▶ [LISTED RECORDS]
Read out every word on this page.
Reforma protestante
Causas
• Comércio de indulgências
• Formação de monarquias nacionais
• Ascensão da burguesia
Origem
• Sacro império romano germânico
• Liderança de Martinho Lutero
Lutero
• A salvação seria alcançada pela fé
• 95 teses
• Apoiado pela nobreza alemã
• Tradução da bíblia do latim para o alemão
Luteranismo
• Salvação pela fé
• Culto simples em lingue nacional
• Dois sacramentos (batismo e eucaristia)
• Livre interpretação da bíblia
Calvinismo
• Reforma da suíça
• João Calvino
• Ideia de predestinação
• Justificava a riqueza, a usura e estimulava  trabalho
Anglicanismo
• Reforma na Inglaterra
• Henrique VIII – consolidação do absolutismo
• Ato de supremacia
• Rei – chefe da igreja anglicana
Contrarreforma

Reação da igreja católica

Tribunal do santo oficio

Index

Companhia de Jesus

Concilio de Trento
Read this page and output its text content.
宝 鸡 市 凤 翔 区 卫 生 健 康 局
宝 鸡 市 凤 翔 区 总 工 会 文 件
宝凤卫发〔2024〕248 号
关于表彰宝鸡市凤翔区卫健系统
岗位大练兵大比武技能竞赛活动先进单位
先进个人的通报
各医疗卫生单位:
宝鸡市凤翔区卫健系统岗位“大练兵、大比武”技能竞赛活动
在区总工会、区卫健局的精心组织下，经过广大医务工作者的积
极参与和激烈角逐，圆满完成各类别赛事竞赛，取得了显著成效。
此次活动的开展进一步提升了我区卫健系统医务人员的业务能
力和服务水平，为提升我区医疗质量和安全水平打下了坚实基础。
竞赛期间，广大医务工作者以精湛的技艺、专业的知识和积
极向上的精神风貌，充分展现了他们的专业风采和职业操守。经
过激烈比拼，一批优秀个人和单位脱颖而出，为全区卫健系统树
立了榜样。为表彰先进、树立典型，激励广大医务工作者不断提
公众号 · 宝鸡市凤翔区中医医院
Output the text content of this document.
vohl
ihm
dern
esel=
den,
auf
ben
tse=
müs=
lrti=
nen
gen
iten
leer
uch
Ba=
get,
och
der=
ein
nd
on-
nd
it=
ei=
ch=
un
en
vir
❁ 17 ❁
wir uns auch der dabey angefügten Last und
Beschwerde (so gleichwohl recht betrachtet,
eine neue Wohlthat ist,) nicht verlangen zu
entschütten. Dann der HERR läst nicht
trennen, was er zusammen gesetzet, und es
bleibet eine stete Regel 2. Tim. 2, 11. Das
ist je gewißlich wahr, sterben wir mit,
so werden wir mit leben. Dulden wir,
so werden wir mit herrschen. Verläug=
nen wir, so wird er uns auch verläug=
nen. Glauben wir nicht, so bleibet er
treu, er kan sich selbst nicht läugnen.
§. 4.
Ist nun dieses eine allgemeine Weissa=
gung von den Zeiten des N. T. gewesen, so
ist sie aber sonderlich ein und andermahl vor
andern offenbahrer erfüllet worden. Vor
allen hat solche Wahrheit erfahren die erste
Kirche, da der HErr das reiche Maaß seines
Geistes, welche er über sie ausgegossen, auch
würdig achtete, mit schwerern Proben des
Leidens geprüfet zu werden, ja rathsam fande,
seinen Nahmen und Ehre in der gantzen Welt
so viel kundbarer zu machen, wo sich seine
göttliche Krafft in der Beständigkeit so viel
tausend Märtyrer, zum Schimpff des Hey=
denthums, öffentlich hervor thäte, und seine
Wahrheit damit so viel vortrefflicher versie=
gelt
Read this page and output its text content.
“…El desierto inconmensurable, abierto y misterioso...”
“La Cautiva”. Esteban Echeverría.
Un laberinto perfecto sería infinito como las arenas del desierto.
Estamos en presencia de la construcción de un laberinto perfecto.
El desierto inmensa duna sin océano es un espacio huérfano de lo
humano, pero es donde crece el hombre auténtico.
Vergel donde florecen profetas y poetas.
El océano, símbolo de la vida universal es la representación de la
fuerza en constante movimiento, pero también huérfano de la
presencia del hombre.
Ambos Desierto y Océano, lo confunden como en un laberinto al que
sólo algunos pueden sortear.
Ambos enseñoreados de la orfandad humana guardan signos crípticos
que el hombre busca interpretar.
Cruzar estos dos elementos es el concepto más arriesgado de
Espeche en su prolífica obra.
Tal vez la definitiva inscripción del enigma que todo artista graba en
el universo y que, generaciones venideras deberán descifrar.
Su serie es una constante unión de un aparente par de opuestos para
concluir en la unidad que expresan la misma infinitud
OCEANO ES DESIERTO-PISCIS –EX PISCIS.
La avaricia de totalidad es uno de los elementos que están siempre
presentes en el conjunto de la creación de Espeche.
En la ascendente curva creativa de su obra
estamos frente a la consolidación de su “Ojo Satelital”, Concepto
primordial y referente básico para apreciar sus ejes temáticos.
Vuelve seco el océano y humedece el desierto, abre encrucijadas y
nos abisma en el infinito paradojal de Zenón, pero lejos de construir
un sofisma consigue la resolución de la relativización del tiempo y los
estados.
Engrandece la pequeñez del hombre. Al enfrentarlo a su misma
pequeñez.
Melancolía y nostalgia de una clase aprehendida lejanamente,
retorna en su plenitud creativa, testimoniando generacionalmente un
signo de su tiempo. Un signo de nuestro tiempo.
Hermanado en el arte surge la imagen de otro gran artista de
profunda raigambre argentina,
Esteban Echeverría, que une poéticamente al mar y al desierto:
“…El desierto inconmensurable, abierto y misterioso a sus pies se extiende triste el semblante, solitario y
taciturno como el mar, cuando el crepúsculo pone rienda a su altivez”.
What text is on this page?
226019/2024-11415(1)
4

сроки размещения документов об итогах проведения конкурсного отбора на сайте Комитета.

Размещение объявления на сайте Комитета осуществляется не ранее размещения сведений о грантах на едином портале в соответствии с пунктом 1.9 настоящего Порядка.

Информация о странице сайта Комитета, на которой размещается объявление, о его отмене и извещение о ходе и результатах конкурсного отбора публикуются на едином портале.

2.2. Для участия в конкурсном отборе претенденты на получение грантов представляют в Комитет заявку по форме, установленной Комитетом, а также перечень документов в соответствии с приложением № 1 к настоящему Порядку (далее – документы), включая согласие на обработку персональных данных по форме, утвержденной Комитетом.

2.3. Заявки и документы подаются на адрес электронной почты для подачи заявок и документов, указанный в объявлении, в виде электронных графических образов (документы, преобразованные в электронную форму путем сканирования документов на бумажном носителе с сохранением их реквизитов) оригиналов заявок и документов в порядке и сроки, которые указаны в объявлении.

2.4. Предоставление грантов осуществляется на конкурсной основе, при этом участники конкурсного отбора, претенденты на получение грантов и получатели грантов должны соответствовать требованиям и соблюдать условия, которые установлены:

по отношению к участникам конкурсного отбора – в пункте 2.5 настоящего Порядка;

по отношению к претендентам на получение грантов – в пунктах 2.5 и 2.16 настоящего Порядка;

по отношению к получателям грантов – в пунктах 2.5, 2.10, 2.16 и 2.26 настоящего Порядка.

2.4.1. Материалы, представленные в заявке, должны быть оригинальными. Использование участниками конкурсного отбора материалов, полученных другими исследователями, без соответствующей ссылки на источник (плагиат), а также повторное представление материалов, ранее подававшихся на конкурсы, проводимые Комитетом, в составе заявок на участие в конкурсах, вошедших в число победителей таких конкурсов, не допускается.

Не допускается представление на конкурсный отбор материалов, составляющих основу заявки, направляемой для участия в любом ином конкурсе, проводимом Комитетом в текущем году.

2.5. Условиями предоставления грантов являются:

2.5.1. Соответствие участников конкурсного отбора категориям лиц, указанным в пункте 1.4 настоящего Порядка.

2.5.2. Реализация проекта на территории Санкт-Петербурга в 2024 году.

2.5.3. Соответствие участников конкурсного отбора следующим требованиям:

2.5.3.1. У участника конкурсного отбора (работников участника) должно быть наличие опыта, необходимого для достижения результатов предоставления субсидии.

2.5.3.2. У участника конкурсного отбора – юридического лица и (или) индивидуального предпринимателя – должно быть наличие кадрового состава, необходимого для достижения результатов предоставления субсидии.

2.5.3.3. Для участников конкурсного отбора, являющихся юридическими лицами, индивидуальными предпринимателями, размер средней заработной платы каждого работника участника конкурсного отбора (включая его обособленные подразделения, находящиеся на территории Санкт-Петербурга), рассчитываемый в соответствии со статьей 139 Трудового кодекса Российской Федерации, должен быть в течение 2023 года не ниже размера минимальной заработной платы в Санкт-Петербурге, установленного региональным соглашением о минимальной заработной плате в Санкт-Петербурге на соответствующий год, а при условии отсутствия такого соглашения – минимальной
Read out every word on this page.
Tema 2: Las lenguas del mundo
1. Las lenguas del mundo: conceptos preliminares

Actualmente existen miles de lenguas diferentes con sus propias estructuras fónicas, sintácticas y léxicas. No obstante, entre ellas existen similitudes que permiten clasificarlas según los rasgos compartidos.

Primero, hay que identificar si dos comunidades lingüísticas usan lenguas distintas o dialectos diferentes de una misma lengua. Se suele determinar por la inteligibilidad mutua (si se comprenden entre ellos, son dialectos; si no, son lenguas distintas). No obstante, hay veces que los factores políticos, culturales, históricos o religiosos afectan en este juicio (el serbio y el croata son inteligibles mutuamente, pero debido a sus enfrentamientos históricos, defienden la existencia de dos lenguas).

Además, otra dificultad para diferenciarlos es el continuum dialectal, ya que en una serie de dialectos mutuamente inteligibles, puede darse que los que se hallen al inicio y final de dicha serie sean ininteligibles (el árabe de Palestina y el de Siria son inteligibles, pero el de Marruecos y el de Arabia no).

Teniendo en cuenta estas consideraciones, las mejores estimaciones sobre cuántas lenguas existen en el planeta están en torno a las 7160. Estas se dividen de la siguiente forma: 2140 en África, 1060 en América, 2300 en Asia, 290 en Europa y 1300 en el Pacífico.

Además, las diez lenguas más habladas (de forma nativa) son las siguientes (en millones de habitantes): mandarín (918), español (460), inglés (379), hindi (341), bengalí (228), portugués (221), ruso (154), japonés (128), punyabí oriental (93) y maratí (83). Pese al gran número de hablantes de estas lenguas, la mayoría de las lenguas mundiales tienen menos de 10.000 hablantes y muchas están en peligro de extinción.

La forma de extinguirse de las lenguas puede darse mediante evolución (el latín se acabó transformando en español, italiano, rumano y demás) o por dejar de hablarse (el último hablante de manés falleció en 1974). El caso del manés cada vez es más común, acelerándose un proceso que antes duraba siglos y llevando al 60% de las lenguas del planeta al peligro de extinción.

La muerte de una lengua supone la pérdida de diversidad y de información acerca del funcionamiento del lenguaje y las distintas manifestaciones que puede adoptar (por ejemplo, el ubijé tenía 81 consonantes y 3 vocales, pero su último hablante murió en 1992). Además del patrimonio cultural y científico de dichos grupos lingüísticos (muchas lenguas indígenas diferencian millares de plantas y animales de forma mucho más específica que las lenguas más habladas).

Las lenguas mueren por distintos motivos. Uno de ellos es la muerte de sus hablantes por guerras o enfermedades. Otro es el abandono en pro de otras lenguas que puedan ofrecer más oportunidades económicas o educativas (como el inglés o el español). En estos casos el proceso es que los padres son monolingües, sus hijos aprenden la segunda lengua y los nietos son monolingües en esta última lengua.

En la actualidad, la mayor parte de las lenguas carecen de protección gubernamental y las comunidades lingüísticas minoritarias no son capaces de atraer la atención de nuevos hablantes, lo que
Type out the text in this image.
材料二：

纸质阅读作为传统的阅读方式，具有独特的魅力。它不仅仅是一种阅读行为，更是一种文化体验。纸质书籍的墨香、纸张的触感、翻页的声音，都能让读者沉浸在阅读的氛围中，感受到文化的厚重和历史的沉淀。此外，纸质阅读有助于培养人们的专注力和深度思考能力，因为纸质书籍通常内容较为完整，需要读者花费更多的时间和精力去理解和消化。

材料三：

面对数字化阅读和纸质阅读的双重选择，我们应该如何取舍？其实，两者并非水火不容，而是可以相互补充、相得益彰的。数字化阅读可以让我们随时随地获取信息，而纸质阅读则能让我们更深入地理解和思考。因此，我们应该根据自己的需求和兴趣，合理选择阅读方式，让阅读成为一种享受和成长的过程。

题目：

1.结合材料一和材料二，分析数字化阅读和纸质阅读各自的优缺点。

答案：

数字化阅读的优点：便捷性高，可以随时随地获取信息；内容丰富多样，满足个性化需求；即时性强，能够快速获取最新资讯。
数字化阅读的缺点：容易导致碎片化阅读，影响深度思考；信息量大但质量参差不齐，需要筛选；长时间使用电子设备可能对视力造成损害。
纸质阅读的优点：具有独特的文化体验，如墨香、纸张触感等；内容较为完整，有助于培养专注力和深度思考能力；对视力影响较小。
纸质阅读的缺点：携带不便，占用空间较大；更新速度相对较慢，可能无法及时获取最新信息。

▶ [EXERCISE]
List every line in the records above that contains the word "необходимого".

▶ [TASK RESULT]
2.5.3.1. У участника конкурсного отбора (работников участника) должно быть наличие опыта, необходимого для достижения результатов предоставления субсидии.
2.5.3.2. У участника конкурсного отбора – юридического лица и (или) индивидуального предпринимателя – должно быть наличие кадрового состава, необходимого для достижения результатов предоставления субсидии.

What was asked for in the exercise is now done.